Keep the pictures out of the copy and print all the entries below exactly.

== Data extract

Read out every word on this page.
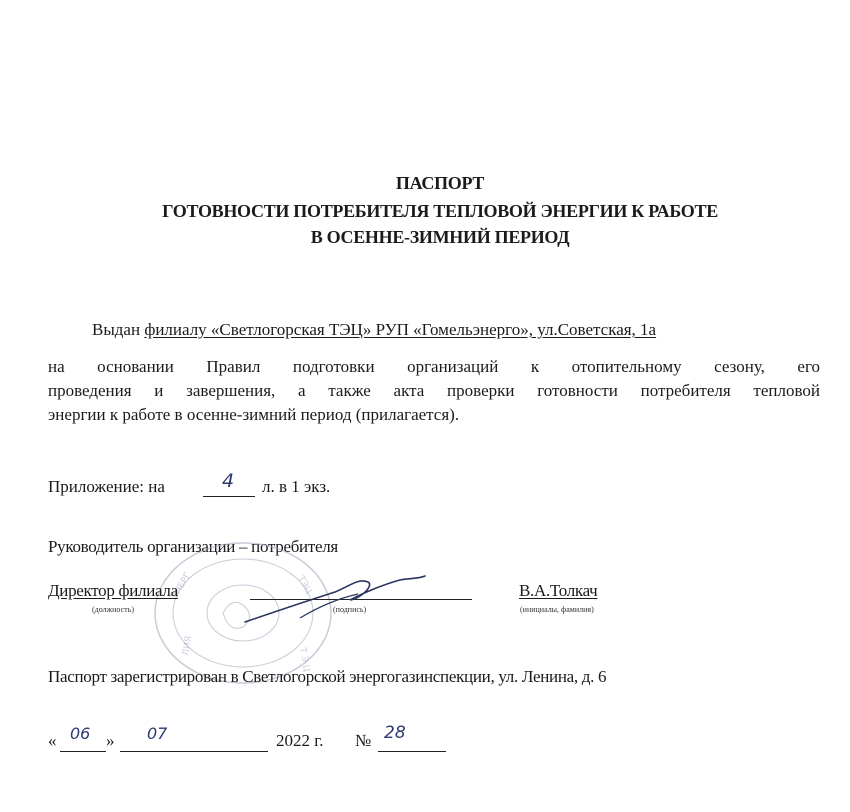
ПАСПОРТ
ГОТОВНОСТИ ПОТРЕБИТЕЛЯ ТЕПЛОВОЙ ЭНЕРГИИ К РАБОТЕ
В ОСЕННЕ-ЗИМНИЙ ПЕРИОД
Выдан филиалу «Светлогорская ТЭЦ» РУП «Гомельэнерго», ул.Советская, 1а
на основании Правил подготовки организаций к отопительному сезону, его
проведения и завершения, а также акта проверки готовности потребителя тепловой
энергии к работе в осенне-зимний период (прилагается).
Приложение: на	4 л. в 1 экз.
Руководитель организации – потребителя
ЭНЕРГ	ТЭЦ
Т Э Ц
ЛИЯ
Директор филиала
(должность)	(подпись)
В.А.Толкач
(инициалы, фамилия)
Паспорт зарегистрирован в Светлогорской энергогазинспекции, ул. Ленина, д. 6
« 06 » 07	2022 г. № 28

====

→ Task result
Read out every word on this page.
ПАСПОРТ
ГОТОВНОСТИ ПОТРЕБИТЕЛЯ ТЕПЛОВОЙ ЭНЕРГИИ К РАБОТЕ
В ОСЕННЕ-ЗИМНИЙ ПЕРИОД
Выдан филиалу «Светлогорская ТЭЦ» РУП «Гомельэнерго», ул.Советская, 1а
на основании Правил подготовки организаций к отопительному сезону, его
проведения и завершения, а также акта проверки готовности потребителя тепловой
энергии к работе в осенне-зимний период (прилагается).
Приложение: на	4 л. в 1 экз.
Руководитель организации – потребителя
ЭНЕРГ	ТЭЦ
Т Э Ц
ЛИЯ
Директор филиала
(должность)	(подпись)
В.А.Толкач
(инициалы, фамилия)
Паспорт зарегистрирован в Светлогорской энергогазинспекции, ул. Ленина, д. 6
« 06 » 07	2022 г. № 28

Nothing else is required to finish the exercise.